»»

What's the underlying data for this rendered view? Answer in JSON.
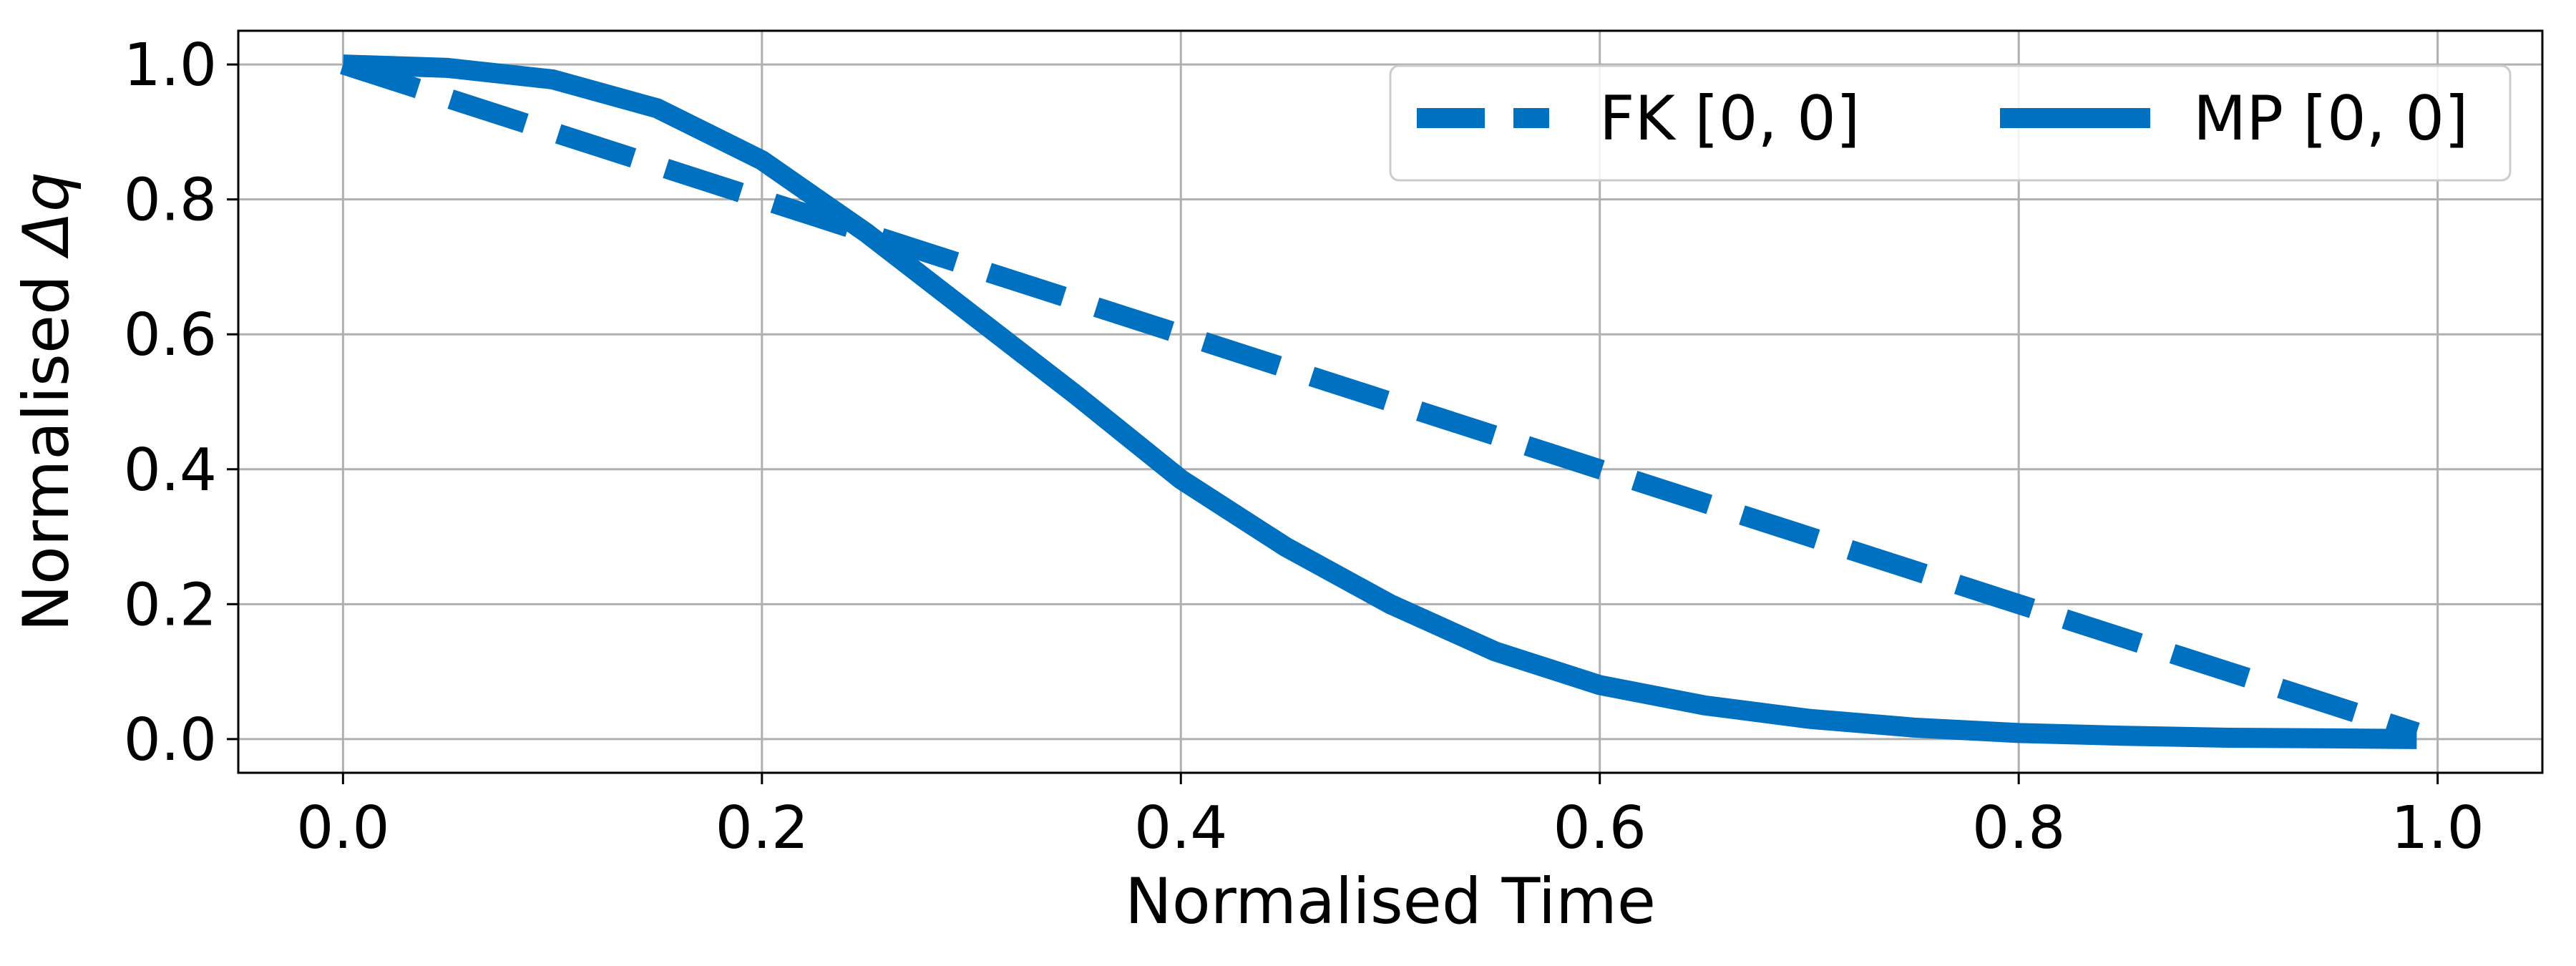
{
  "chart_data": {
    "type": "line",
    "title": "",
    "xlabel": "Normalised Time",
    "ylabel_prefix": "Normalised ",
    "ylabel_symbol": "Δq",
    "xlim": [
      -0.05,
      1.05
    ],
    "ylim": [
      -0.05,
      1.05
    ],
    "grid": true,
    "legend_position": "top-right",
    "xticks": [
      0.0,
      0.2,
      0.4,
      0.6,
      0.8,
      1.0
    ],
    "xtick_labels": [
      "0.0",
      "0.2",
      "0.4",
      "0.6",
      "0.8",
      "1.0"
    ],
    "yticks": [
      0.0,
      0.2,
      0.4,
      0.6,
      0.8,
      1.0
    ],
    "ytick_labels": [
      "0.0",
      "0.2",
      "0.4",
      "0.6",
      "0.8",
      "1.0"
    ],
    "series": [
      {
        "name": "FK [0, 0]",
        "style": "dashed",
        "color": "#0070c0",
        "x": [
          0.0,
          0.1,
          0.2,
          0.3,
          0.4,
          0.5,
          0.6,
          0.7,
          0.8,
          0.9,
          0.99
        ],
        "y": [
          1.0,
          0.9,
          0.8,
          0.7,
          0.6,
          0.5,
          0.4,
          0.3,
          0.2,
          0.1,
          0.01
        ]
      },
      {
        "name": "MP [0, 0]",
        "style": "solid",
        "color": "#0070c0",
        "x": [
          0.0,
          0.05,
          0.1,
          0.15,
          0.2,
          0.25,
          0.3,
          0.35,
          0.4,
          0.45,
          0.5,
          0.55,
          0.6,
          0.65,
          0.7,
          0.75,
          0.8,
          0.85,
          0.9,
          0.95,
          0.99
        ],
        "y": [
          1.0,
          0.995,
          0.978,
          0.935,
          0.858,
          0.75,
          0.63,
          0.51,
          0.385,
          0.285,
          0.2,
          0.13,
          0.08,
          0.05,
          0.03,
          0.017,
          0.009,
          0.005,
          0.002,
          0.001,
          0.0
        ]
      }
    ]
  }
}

««

REQUIREMENTS = Identify every line above that includes the word "Normalised", and show those lines.

RESULT OF THE TASK =
    "xlabel": "Normalised Time",
    "ylabel_prefix": "Normalised ",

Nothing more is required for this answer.